Your goal: Below are some records; repeat them all exactly, minus the pictures.

Figure content listings:
===============
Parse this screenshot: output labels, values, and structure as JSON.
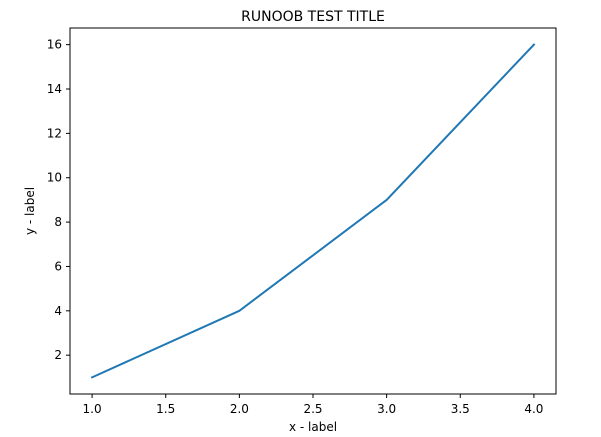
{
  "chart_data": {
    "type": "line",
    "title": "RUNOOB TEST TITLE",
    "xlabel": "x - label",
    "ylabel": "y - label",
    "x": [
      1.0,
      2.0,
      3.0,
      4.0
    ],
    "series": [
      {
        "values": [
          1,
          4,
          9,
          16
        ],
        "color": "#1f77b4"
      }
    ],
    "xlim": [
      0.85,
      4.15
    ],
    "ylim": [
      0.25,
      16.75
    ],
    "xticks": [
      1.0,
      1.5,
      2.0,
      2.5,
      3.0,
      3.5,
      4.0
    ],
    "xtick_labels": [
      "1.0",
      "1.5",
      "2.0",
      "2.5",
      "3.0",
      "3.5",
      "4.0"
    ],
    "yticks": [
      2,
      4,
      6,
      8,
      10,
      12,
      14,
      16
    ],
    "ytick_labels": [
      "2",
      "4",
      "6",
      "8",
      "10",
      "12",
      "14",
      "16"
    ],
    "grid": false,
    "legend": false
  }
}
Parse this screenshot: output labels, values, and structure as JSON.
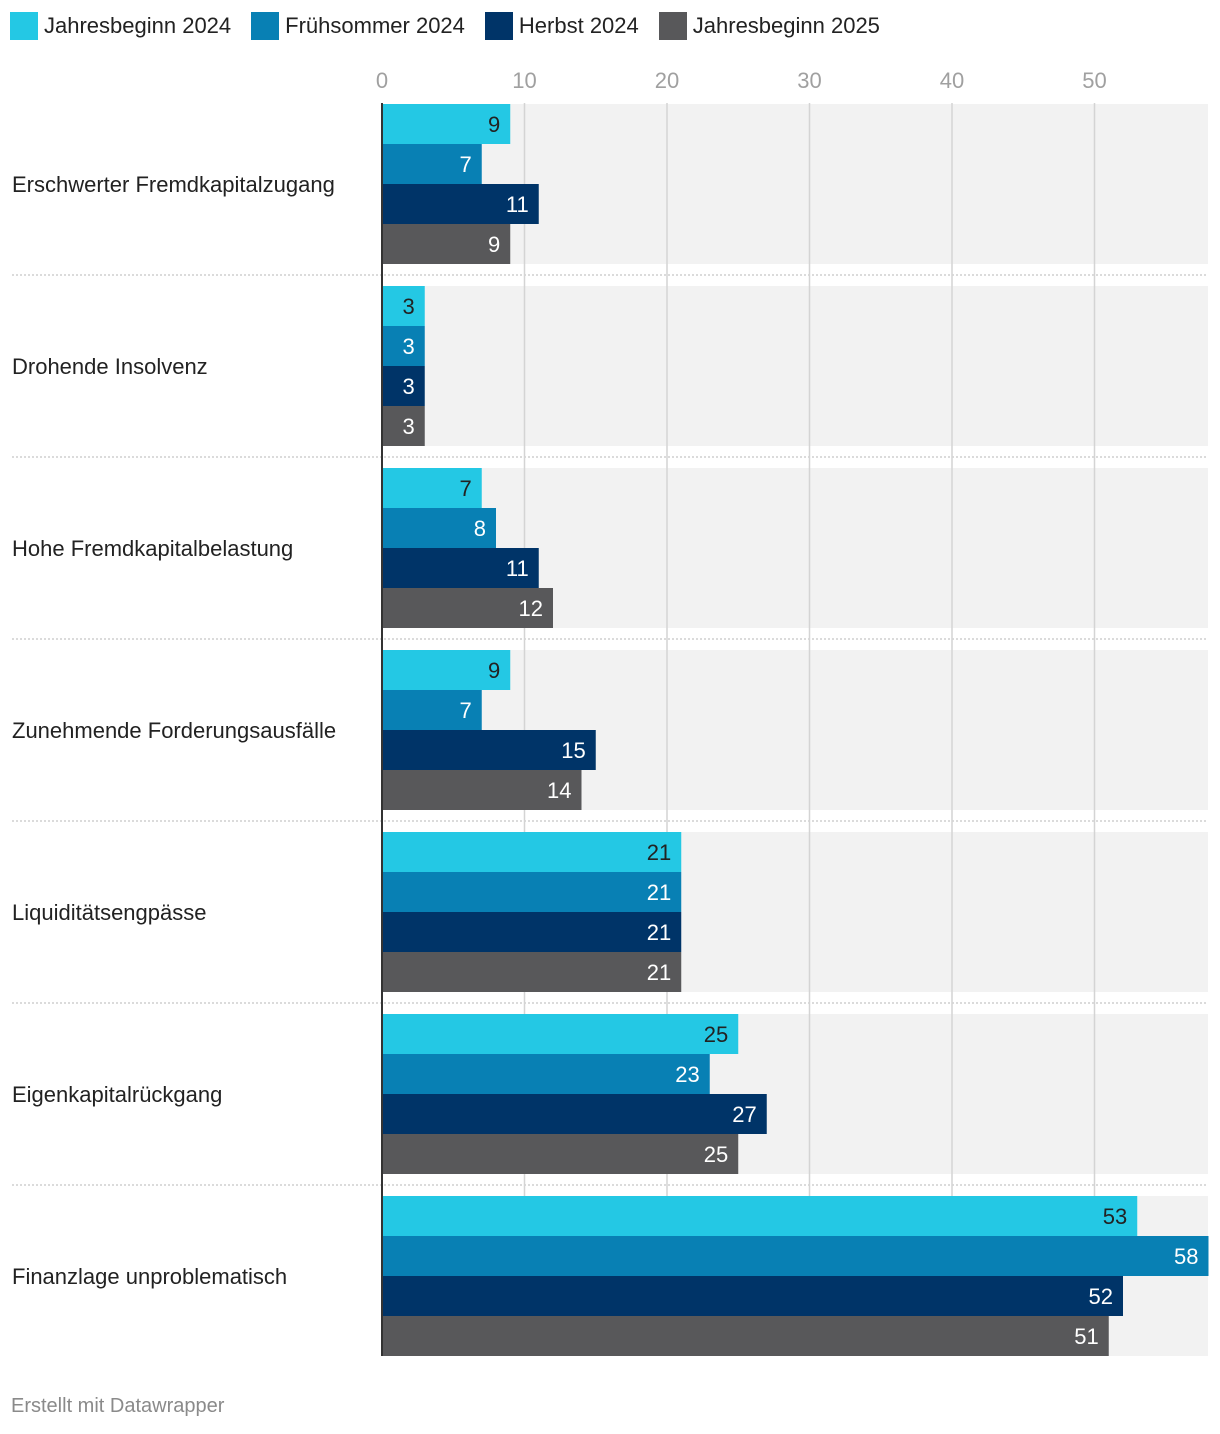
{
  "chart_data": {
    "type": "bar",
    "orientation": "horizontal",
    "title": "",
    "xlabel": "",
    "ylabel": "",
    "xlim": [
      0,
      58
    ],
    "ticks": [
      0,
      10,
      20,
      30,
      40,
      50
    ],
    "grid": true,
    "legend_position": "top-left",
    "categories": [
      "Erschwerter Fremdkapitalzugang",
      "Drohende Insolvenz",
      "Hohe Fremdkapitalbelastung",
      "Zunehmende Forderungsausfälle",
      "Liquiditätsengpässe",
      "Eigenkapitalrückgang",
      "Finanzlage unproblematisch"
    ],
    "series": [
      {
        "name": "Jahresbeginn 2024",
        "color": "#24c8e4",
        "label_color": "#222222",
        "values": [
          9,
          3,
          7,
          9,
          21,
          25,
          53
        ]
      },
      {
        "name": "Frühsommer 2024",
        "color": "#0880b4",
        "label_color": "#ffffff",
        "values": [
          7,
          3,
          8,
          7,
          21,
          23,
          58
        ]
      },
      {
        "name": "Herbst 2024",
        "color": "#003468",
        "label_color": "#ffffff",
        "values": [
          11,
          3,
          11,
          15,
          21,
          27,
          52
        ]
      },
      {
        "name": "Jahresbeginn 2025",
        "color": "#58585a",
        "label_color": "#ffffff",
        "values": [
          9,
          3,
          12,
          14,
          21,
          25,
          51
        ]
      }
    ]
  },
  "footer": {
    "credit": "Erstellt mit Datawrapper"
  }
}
===============
The answer:
Parse this screenshot: output labels, values, and structure as JSON.
{
  "chart_data": {
    "type": "line",
    "title": "RUNOOB TEST TITLE",
    "xlabel": "x - label",
    "ylabel": "y - label",
    "x": [
      1.0,
      2.0,
      3.0,
      4.0
    ],
    "series": [
      {
        "values": [
          1,
          4,
          9,
          16
        ],
        "color": "#1f77b4"
      }
    ],
    "xlim": [
      0.85,
      4.15
    ],
    "ylim": [
      0.25,
      16.75
    ],
    "xticks": [
      1.0,
      1.5,
      2.0,
      2.5,
      3.0,
      3.5,
      4.0
    ],
    "xtick_labels": [
      "1.0",
      "1.5",
      "2.0",
      "2.5",
      "3.0",
      "3.5",
      "4.0"
    ],
    "yticks": [
      2,
      4,
      6,
      8,
      10,
      12,
      14,
      16
    ],
    "ytick_labels": [
      "2",
      "4",
      "6",
      "8",
      "10",
      "12",
      "14",
      "16"
    ],
    "grid": false,
    "legend": false
  }
}
Parse this screenshot: output labels, values, and structure as JSON.
{
  "chart_data": {
    "type": "bar",
    "orientation": "horizontal",
    "title": "",
    "xlabel": "",
    "ylabel": "",
    "xlim": [
      0,
      58
    ],
    "ticks": [
      0,
      10,
      20,
      30,
      40,
      50
    ],
    "grid": true,
    "legend_position": "top-left",
    "categories": [
      "Erschwerter Fremdkapitalzugang",
      "Drohende Insolvenz",
      "Hohe Fremdkapitalbelastung",
      "Zunehmende Forderungsausfälle",
      "Liquiditätsengpässe",
      "Eigenkapitalrückgang",
      "Finanzlage unproblematisch"
    ],
    "series": [
      {
        "name": "Jahresbeginn 2024",
        "color": "#24c8e4",
        "label_color": "#222222",
        "values": [
          9,
          3,
          7,
          9,
          21,
          25,
          53
        ]
      },
      {
        "name": "Frühsommer 2024",
        "color": "#0880b4",
        "label_color": "#ffffff",
        "values": [
          7,
          3,
          8,
          7,
          21,
          23,
          58
        ]
      },
      {
        "name": "Herbst 2024",
        "color": "#003468",
        "label_color": "#ffffff",
        "values": [
          11,
          3,
          11,
          15,
          21,
          27,
          52
        ]
      },
      {
        "name": "Jahresbeginn 2025",
        "color": "#58585a",
        "label_color": "#ffffff",
        "values": [
          9,
          3,
          12,
          14,
          21,
          25,
          51
        ]
      }
    ]
  },
  "footer": {
    "credit": "Erstellt mit Datawrapper"
  }
}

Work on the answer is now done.